→ What you are asked to do
Every entry here needs to be repeated exactly.

[START OF Extracted entries]

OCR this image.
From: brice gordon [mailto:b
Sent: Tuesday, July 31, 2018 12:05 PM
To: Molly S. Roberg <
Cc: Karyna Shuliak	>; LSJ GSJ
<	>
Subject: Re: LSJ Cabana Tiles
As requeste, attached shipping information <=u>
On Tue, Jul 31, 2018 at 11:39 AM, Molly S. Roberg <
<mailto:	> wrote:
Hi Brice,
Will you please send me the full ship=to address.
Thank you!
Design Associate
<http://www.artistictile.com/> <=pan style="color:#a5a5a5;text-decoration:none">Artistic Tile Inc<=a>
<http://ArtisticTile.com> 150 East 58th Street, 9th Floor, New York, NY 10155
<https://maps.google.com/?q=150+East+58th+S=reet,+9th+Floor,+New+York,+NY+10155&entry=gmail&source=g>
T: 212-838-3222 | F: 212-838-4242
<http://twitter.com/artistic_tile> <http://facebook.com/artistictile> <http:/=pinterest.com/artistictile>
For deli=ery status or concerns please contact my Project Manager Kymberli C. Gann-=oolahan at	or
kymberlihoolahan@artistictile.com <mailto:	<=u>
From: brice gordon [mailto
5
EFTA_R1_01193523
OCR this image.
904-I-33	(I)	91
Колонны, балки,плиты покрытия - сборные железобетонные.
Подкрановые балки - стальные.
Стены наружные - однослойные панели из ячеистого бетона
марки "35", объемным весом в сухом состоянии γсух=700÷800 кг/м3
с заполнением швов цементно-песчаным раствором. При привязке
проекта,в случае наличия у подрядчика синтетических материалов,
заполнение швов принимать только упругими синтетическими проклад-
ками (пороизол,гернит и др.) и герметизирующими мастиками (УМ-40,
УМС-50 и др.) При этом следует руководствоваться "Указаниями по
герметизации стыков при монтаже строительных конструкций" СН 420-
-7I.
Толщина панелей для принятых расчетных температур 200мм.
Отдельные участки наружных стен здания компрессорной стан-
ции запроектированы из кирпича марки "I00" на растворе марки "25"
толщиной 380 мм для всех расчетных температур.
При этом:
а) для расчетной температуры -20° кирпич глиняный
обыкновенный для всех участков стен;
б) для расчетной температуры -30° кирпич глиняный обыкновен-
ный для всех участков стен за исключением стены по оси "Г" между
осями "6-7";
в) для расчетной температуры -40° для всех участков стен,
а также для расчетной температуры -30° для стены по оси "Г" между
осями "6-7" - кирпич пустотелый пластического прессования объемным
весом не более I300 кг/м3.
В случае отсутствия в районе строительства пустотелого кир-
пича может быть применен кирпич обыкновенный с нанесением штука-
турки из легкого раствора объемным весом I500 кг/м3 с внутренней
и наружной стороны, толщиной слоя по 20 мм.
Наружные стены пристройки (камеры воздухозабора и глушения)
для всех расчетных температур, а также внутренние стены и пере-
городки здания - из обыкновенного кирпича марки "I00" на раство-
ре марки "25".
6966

[END OF Extracted entries]

→ Result of the exercise
OCR this image.
From: brice gordon [mailto:b
Sent: Tuesday, July 31, 2018 12:05 PM
To: Molly S. Roberg <
Cc: Karyna Shuliak	>; LSJ GSJ
<	>
Subject: Re: LSJ Cabana Tiles
As requeste, attached shipping information <=u>
On Tue, Jul 31, 2018 at 11:39 AM, Molly S. Roberg <
<mailto:	> wrote:
Hi Brice,
Will you please send me the full ship=to address.
Thank you!
Design Associate
<http://www.artistictile.com/> <=pan style="color:#a5a5a5;text-decoration:none">Artistic Tile Inc<=a>
<http://ArtisticTile.com> 150 East 58th Street, 9th Floor, New York, NY 10155
<https://maps.google.com/?q=150+East+58th+S=reet,+9th+Floor,+New+York,+NY+10155&entry=gmail&source=g>
T: 212-838-3222 | F: 212-838-4242
<http://twitter.com/artistic_tile> <http://facebook.com/artistictile> <http:/=pinterest.com/artistictile>
For deli=ery status or concerns please contact my Project Manager Kymberli C. Gann-=oolahan at	or
kymberlihoolahan@artistictile.com <mailto:	<=u>
From: brice gordon [mailto
5
EFTA_R1_01193523
OCR this image.
904-I-33	(I)	91
Колонны, балки,плиты покрытия - сборные железобетонные.
Подкрановые балки - стальные.
Стены наружные - однослойные панели из ячеистого бетона
марки "35", объемным весом в сухом состоянии γсух=700÷800 кг/м3
с заполнением швов цементно-песчаным раствором. При привязке
проекта,в случае наличия у подрядчика синтетических материалов,
заполнение швов принимать только упругими синтетическими проклад-
ками (пороизол,гернит и др.) и герметизирующими мастиками (УМ-40,
УМС-50 и др.) При этом следует руководствоваться "Указаниями по
герметизации стыков при монтаже строительных конструкций" СН 420-
-7I.
Толщина панелей для принятых расчетных температур 200мм.
Отдельные участки наружных стен здания компрессорной стан-
ции запроектированы из кирпича марки "I00" на растворе марки "25"
толщиной 380 мм для всех расчетных температур.
При этом:
а) для расчетной температуры -20° кирпич глиняный
обыкновенный для всех участков стен;
б) для расчетной температуры -30° кирпич глиняный обыкновен-
ный для всех участков стен за исключением стены по оси "Г" между
осями "6-7";
в) для расчетной температуры -40° для всех участков стен,
а также для расчетной температуры -30° для стены по оси "Г" между
осями "6-7" - кирпич пустотелый пластического прессования объемным
весом не более I300 кг/м3.
В случае отсутствия в районе строительства пустотелого кир-
пича может быть применен кирпич обыкновенный с нанесением штука-
турки из легкого раствора объемным весом I500 кг/м3 с внутренней
и наружной стороны, толщиной слоя по 20 мм.
Наружные стены пристройки (камеры воздухозабора и глушения)
для всех расчетных температур, а также внутренние стены и пере-
городки здания - из обыкновенного кирпича марки "I00" на раство-
ре марки "25".
6966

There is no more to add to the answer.